WRITTEN TASK - All of the data below should be written out exactly.

INPUT RECORDS -
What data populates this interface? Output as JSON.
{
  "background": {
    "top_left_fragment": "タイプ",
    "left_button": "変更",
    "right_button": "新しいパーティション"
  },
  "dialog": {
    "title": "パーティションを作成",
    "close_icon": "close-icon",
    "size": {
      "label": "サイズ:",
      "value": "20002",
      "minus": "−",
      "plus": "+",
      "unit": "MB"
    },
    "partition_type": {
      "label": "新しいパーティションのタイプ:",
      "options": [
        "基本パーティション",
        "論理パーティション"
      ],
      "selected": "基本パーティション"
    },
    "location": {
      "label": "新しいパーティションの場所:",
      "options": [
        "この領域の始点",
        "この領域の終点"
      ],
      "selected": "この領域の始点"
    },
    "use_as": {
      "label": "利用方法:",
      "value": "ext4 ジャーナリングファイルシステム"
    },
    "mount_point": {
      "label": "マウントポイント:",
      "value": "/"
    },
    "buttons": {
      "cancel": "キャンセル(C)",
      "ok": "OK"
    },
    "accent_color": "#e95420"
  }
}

WORKED ANSWER -
What data populates this interface? Output as JSON.
{
  "background": {
    "top_left_fragment": "タイプ",
    "left_button": "変更",
    "right_button": "新しいパーティション"
  },
  "dialog": {
    "title": "パーティションを作成",
    "close_icon": "close-icon",
    "size": {
      "label": "サイズ:",
      "value": "20002",
      "minus": "−",
      "plus": "+",
      "unit": "MB"
    },
    "partition_type": {
      "label": "新しいパーティションのタイプ:",
      "options": [
        "基本パーティション",
        "論理パーティション"
      ],
      "selected": "基本パーティション"
    },
    "location": {
      "label": "新しいパーティションの場所:",
      "options": [
        "この領域の始点",
        "この領域の終点"
      ],
      "selected": "この領域の始点"
    },
    "use_as": {
      "label": "利用方法:",
      "value": "ext4 ジャーナリングファイルシステム"
    },
    "mount_point": {
      "label": "マウントポイント:",
      "value": "/"
    },
    "buttons": {
      "cancel": "キャンセル(C)",
      "ok": "OK"
    },
    "accent_color": "#e95420"
  }
}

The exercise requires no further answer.